##### Stored records #####
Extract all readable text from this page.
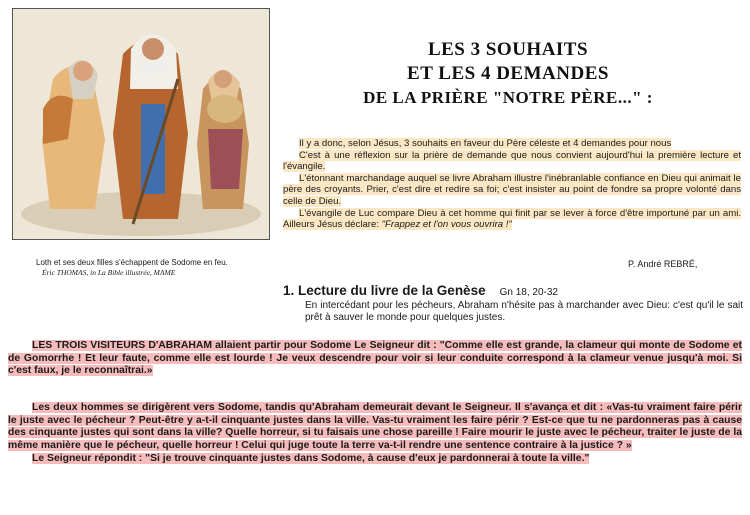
Loth et ses deux filles s'échappent de Sodome en feu.
Éric THOMAS, in La Bible illustrée, MAME
LES 3 SOUHAITS
ET LES 4 DEMANDES
DE LA PRIÈRE "NOTRE PÈRE..." :

Il y a donc, selon Jésus, 3 souhaits en faveur du Père céleste et 4 demandes pour nous

C'est à une réflexion sur la prière de demande que nous convient aujourd'hui la première lecture et l'évangile.

L'étonnant marchandage auquel se livre Abraham illustre l'inébranlable confiance en Dieu qui animait le père des croyants. Prier, c'est dire et redire sa foi; c'est insister au point de fondre sa propre volonté dans celle de Dieu.

L'évangile de Luc compare Dieu à cet homme qui finit par se lever à force d'être importuné par un ami. Ailleurs Jésus déclare: "Frappez et l'on vous ouvrira !"

P. André REBRÉ,
1. Lecture du livre de la Genèse Gn 18, 20-32
En intercédant pour les pécheurs, Abraham n'hésite pas à marchander avec Dieu: c'est qu'il le sait prêt à sauver le monde pour quelques justes.

LES TROIS VISITEURS D'ABRAHAM allaient partir pour Sodome Le Seigneur dit : "Comme elle est grande, la clameur qui monte de Sodome et de Gomorrhe ! Et leur faute, comme elle est lourde ! Je veux descendre pour voir si leur conduite correspond à la clameur venue jusqu'à moi. Si c'est faux, je le reconnaîtrai.»

Les deux hommes se dirigèrent vers Sodome, tandis qu'Abraham demeurait devant le Seigneur. Il s'avança et dit : «Vas-tu vraiment faire périr le juste avec le pécheur ? Peut-être y a-t-il cinquante justes dans la ville. Vas-tu vraiment les faire périr ? Est-ce que tu ne pardonneras pas à cause des cinquante justes qui sont dans la ville? Quelle horreur, si tu faisais une chose pareille ! Faire mourir le juste avec le pécheur, traiter le juste de la même manière que le pécheur, quelle horreur ! Celui qui juge toute la terre va-t-il rendre une sentence contraire à la justice ? »

Le Seigneur répondit : "Si je trouve cinquante justes dans Sodome, à cause d'eux je pardonnerai à toute la ville."
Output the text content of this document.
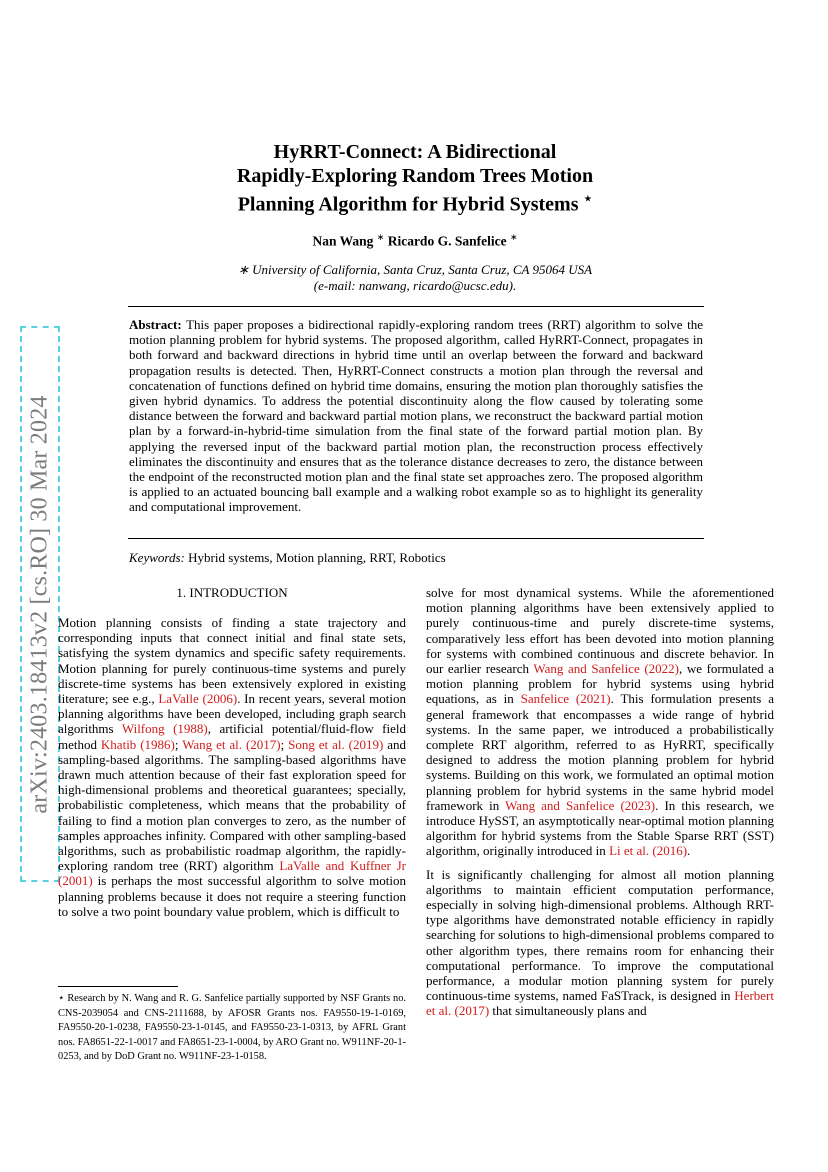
arXiv:2403.18413v2 [cs.RO] 30 Mar 2024
HyRRT-Connect: A Bidirectional
Rapidly-Exploring Random Trees Motion
Planning Algorithm for Hybrid Systems ⋆
Nan Wang ∗ Ricardo G. Sanfelice ∗
∗ University of California, Santa Cruz, Santa Cruz, CA 95064 USA
(e-mail: nanwang, ricardo@ucsc.edu).
Abstract: This paper proposes a bidirectional rapidly-exploring random trees (RRT) algorithm to solve the motion planning problem for hybrid systems. The proposed algorithm, called HyRRT-Connect, propagates in both forward and backward directions in hybrid time until an overlap between the forward and backward propagation results is detected. Then, HyRRT-Connect constructs a motion plan through the reversal and concatenation of functions defined on hybrid time domains, ensuring the motion plan thoroughly satisfies the given hybrid dynamics. To address the potential discontinuity along the flow caused by tolerating some distance between the forward and backward partial motion plans, we reconstruct the backward partial motion plan by a forward-in-hybrid-time simulation from the final state of the forward partial motion plan. By applying the reversed input of the backward partial motion plan, the reconstruction process effectively eliminates the discontinuity and ensures that as the tolerance distance decreases to zero, the distance between the endpoint of the reconstructed motion plan and the final state set approaches zero. The proposed algorithm is applied to an actuated bouncing ball example and a walking robot example so as to highlight its generality and computational improvement.
Keywords: Hybrid systems, Motion planning, RRT, Robotics
1. INTRODUCTION

Motion planning consists of finding a state trajectory and corresponding inputs that connect initial and final state sets, satisfying the system dynamics and specific safety requirements. Motion planning for purely continuous-time systems and purely discrete-time systems has been extensively explored in existing literature; see e.g., LaValle (2006). In recent years, several motion planning algorithms have been developed, including graph search algorithms Wilfong (1988), artificial potential/fluid-flow field method Khatib (1986); Wang et al. (2017); Song et al. (2019) and sampling-based algorithms. The sampling-based algorithms have drawn much attention because of their fast exploration speed for high-dimensional problems and theoretical guarantees; specially, probabilistic completeness, which means that the probability of failing to find a motion plan converges to zero, as the number of samples approaches infinity. Compared with other sampling-based algorithms, such as probabilistic roadmap algorithm, the rapidly-exploring random tree (RRT) algorithm LaValle and Kuffner Jr (2001) is perhaps the most successful algorithm to solve motion planning problems because it does not require a steering function to solve a two point boundary value problem, which is difficult to

⋆ Research by N. Wang and R. G. Sanfelice partially supported by NSF Grants no. CNS-2039054 and CNS-2111688, by AFOSR Grants nos. FA9550-19-1-0169, FA9550-20-1-0238, FA9550-23-1-0145, and FA9550-23-1-0313, by AFRL Grant nos. FA8651-22-1-0017 and FA8651-23-1-0004, by ARO Grant no. W911NF-20-1-0253, and by DoD Grant no. W911NF-23-1-0158.

solve for most dynamical systems. While the aforementioned motion planning algorithms have been extensively applied to purely continuous-time and purely discrete-time systems, comparatively less effort has been devoted into motion planning for systems with combined continuous and discrete behavior. In our earlier research Wang and Sanfelice (2022), we formulated a motion planning problem for hybrid systems using hybrid equations, as in Sanfelice (2021). This formulation presents a general framework that encompasses a wide range of hybrid systems. In the same paper, we introduced a probabilistically complete RRT algorithm, referred to as HyRRT, specifically designed to address the motion planning problem for hybrid systems. Building on this work, we formulated an optimal motion planning problem for hybrid systems in the same hybrid model framework in Wang and Sanfelice (2023). In this research, we introduce HySST, an asymptotically near-optimal motion planning algorithm for hybrid systems from the Stable Sparse RRT (SST) algorithm, originally introduced in Li et al. (2016).

It is significantly challenging for almost all motion planning algorithms to maintain efficient computation performance, especially in solving high-dimensional problems. Although RRT-type algorithms have demonstrated notable efficiency in rapidly searching for solutions to high-dimensional problems compared to other algorithm types, there remains room for enhancing their computational performance. To improve the computational performance, a modular motion planning system for purely continuous-time systems, named FaSTrack, is designed in Herbert et al. (2017) that simultaneously plans and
#####
Problem details =>
The listing above must be printed again exactly, minus its pictures.

Solution to this exercise =>
Extract all readable text from this page.
Loth et ses deux filles s'échappent de Sodome en feu.
Éric THOMAS, in La Bible illustrée, MAME
LES 3 SOUHAITS
ET LES 4 DEMANDES
DE LA PRIÈRE "NOTRE PÈRE..." :

Il y a donc, selon Jésus, 3 souhaits en faveur du Père céleste et 4 demandes pour nous

C'est à une réflexion sur la prière de demande que nous convient aujourd'hui la première lecture et l'évangile.

L'étonnant marchandage auquel se livre Abraham illustre l'inébranlable confiance en Dieu qui animait le père des croyants. Prier, c'est dire et redire sa foi; c'est insister au point de fondre sa propre volonté dans celle de Dieu.

L'évangile de Luc compare Dieu à cet homme qui finit par se lever à force d'être importuné par un ami. Ailleurs Jésus déclare: "Frappez et l'on vous ouvrira !"

P. André REBRÉ,
1. Lecture du livre de la Genèse Gn 18, 20-32
En intercédant pour les pécheurs, Abraham n'hésite pas à marchander avec Dieu: c'est qu'il le sait prêt à sauver le monde pour quelques justes.

LES TROIS VISITEURS D'ABRAHAM allaient partir pour Sodome Le Seigneur dit : "Comme elle est grande, la clameur qui monte de Sodome et de Gomorrhe ! Et leur faute, comme elle est lourde ! Je veux descendre pour voir si leur conduite correspond à la clameur venue jusqu'à moi. Si c'est faux, je le reconnaîtrai.»

Les deux hommes se dirigèrent vers Sodome, tandis qu'Abraham demeurait devant le Seigneur. Il s'avança et dit : «Vas-tu vraiment faire périr le juste avec le pécheur ? Peut-être y a-t-il cinquante justes dans la ville. Vas-tu vraiment les faire périr ? Est-ce que tu ne pardonneras pas à cause des cinquante justes qui sont dans la ville? Quelle horreur, si tu faisais une chose pareille ! Faire mourir le juste avec le pécheur, traiter le juste de la même manière que le pécheur, quelle horreur ! Celui qui juge toute la terre va-t-il rendre une sentence contraire à la justice ? »

Le Seigneur répondit : "Si je trouve cinquante justes dans Sodome, à cause d'eux je pardonnerai à toute la ville."
Output the text content of this document.
arXiv:2403.18413v2 [cs.RO] 30 Mar 2024
HyRRT-Connect: A Bidirectional
Rapidly-Exploring Random Trees Motion
Planning Algorithm for Hybrid Systems ⋆
Nan Wang ∗ Ricardo G. Sanfelice ∗
∗ University of California, Santa Cruz, Santa Cruz, CA 95064 USA
(e-mail: nanwang, ricardo@ucsc.edu).
Abstract: This paper proposes a bidirectional rapidly-exploring random trees (RRT) algorithm to solve the motion planning problem for hybrid systems. The proposed algorithm, called HyRRT-Connect, propagates in both forward and backward directions in hybrid time until an overlap between the forward and backward propagation results is detected. Then, HyRRT-Connect constructs a motion plan through the reversal and concatenation of functions defined on hybrid time domains, ensuring the motion plan thoroughly satisfies the given hybrid dynamics. To address the potential discontinuity along the flow caused by tolerating some distance between the forward and backward partial motion plans, we reconstruct the backward partial motion plan by a forward-in-hybrid-time simulation from the final state of the forward partial motion plan. By applying the reversed input of the backward partial motion plan, the reconstruction process effectively eliminates the discontinuity and ensures that as the tolerance distance decreases to zero, the distance between the endpoint of the reconstructed motion plan and the final state set approaches zero. The proposed algorithm is applied to an actuated bouncing ball example and a walking robot example so as to highlight its generality and computational improvement.
Keywords: Hybrid systems, Motion planning, RRT, Robotics
1. INTRODUCTION

Motion planning consists of finding a state trajectory and corresponding inputs that connect initial and final state sets, satisfying the system dynamics and specific safety requirements. Motion planning for purely continuous-time systems and purely discrete-time systems has been extensively explored in existing literature; see e.g., LaValle (2006). In recent years, several motion planning algorithms have been developed, including graph search algorithms Wilfong (1988), artificial potential/fluid-flow field method Khatib (1986); Wang et al. (2017); Song et al. (2019) and sampling-based algorithms. The sampling-based algorithms have drawn much attention because of their fast exploration speed for high-dimensional problems and theoretical guarantees; specially, probabilistic completeness, which means that the probability of failing to find a motion plan converges to zero, as the number of samples approaches infinity. Compared with other sampling-based algorithms, such as probabilistic roadmap algorithm, the rapidly-exploring random tree (RRT) algorithm LaValle and Kuffner Jr (2001) is perhaps the most successful algorithm to solve motion planning problems because it does not require a steering function to solve a two point boundary value problem, which is difficult to

⋆ Research by N. Wang and R. G. Sanfelice partially supported by NSF Grants no. CNS-2039054 and CNS-2111688, by AFOSR Grants nos. FA9550-19-1-0169, FA9550-20-1-0238, FA9550-23-1-0145, and FA9550-23-1-0313, by AFRL Grant nos. FA8651-22-1-0017 and FA8651-23-1-0004, by ARO Grant no. W911NF-20-1-0253, and by DoD Grant no. W911NF-23-1-0158.

solve for most dynamical systems. While the aforementioned motion planning algorithms have been extensively applied to purely continuous-time and purely discrete-time systems, comparatively less effort has been devoted into motion planning for systems with combined continuous and discrete behavior. In our earlier research Wang and Sanfelice (2022), we formulated a motion planning problem for hybrid systems using hybrid equations, as in Sanfelice (2021). This formulation presents a general framework that encompasses a wide range of hybrid systems. In the same paper, we introduced a probabilistically complete RRT algorithm, referred to as HyRRT, specifically designed to address the motion planning problem for hybrid systems. Building on this work, we formulated an optimal motion planning problem for hybrid systems in the same hybrid model framework in Wang and Sanfelice (2023). In this research, we introduce HySST, an asymptotically near-optimal motion planning algorithm for hybrid systems from the Stable Sparse RRT (SST) algorithm, originally introduced in Li et al. (2016).

It is significantly challenging for almost all motion planning algorithms to maintain efficient computation performance, especially in solving high-dimensional problems. Although RRT-type algorithms have demonstrated notable efficiency in rapidly searching for solutions to high-dimensional problems compared to other algorithm types, there remains room for enhancing their computational performance. To improve the computational performance, a modular motion planning system for purely continuous-time systems, named FaSTrack, is designed in Herbert et al. (2017) that simultaneously plans and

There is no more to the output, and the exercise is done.